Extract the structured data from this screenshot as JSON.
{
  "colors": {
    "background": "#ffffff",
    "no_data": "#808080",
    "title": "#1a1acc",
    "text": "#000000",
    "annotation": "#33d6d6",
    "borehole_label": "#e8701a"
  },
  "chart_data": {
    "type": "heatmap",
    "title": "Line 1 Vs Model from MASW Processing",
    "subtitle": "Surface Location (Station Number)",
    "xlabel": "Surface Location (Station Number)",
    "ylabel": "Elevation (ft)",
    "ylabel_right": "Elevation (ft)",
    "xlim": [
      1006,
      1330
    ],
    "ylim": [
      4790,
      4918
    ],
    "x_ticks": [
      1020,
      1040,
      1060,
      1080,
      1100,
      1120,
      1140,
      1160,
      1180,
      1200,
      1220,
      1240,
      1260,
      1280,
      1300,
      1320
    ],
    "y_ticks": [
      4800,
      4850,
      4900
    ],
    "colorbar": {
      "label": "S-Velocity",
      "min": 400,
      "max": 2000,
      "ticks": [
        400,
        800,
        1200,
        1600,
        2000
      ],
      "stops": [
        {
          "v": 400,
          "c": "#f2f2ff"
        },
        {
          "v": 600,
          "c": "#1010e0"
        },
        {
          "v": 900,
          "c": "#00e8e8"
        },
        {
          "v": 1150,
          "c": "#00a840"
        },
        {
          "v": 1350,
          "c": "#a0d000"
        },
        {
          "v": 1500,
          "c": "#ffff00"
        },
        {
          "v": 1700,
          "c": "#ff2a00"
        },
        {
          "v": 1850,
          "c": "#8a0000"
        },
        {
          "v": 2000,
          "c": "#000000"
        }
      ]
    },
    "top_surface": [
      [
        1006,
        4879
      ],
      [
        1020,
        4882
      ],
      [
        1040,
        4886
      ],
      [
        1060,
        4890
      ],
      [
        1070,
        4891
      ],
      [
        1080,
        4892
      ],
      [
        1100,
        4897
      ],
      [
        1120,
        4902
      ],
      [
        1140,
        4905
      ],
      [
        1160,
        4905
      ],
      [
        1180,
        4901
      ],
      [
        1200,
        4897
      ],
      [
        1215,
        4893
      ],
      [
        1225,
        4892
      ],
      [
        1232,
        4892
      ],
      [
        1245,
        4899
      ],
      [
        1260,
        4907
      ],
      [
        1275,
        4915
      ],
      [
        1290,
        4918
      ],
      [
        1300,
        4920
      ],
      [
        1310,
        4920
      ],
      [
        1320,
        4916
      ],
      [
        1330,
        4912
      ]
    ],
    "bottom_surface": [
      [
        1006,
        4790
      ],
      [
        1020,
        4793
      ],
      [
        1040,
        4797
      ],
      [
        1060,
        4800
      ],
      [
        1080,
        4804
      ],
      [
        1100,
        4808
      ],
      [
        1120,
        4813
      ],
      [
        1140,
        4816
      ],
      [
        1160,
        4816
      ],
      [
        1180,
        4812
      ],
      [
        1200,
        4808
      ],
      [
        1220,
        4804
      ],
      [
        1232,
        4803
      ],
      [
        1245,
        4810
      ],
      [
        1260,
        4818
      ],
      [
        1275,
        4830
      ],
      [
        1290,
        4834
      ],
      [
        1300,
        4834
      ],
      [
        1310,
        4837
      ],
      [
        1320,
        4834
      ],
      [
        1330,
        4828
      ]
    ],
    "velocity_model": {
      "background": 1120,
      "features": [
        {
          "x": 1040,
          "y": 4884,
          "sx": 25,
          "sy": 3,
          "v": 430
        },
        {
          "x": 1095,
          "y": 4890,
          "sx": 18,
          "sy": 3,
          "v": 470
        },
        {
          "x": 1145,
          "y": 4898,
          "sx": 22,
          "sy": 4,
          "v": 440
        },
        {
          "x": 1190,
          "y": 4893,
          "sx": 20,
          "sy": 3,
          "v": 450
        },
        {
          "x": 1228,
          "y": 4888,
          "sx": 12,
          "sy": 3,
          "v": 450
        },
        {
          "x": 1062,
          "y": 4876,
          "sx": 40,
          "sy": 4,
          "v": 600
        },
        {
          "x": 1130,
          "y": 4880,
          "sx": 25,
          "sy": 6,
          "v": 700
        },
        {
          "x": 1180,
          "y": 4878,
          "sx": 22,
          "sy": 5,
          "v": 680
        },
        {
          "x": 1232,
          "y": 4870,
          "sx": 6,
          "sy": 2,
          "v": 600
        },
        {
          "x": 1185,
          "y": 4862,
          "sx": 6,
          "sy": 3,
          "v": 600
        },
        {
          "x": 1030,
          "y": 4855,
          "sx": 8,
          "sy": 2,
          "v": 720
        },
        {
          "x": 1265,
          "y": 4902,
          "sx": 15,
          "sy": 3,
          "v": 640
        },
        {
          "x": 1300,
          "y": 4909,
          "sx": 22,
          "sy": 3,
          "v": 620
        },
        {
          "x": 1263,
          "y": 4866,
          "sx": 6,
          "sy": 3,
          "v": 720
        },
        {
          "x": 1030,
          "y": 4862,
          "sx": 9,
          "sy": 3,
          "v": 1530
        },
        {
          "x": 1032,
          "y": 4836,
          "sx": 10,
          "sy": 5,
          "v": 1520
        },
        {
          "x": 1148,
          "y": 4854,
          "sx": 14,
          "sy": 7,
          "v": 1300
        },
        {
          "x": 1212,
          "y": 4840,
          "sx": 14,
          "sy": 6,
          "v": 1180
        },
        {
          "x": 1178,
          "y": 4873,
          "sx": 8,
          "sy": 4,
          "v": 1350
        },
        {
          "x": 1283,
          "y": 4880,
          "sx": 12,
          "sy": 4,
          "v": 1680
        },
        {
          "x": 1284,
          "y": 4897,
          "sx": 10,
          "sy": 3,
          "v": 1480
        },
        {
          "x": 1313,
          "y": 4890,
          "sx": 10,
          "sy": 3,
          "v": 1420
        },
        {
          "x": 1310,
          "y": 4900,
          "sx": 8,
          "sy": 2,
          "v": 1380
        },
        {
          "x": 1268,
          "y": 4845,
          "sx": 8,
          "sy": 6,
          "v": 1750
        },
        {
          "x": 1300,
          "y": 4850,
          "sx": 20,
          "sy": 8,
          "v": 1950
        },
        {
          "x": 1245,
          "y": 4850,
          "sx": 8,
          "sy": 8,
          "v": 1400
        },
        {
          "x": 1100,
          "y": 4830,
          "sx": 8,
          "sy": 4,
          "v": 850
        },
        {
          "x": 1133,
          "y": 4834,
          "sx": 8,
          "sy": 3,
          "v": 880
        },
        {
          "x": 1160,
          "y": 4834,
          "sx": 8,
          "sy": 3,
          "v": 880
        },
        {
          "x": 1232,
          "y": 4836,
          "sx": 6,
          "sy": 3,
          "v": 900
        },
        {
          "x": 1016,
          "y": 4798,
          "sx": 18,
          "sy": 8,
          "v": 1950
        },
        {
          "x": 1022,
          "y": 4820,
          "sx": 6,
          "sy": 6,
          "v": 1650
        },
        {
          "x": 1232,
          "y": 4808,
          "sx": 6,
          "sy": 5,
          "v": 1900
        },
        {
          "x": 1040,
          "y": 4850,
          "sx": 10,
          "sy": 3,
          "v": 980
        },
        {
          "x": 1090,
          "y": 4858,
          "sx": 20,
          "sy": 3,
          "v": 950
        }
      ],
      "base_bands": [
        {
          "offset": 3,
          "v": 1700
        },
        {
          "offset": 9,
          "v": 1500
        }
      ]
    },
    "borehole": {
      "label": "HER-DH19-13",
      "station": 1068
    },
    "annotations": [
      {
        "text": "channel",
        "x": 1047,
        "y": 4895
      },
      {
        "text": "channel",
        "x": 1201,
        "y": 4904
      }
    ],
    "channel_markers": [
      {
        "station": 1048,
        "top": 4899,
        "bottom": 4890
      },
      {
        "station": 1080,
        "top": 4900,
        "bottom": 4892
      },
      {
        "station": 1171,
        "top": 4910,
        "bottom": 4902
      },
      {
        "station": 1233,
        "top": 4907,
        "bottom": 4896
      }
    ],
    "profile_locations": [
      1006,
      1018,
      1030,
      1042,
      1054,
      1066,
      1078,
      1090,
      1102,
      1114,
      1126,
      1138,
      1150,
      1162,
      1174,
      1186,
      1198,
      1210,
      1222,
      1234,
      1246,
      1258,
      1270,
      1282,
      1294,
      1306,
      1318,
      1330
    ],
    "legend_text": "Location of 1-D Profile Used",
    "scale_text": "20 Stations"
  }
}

WHAT THE TASK ASKS: Select and copy every line of the material that holds the string "Elevation".

ANSWER TO THE TASK:
    "ylabel": "Elevation (ft)",
    "ylabel_right": "Elevation (ft)",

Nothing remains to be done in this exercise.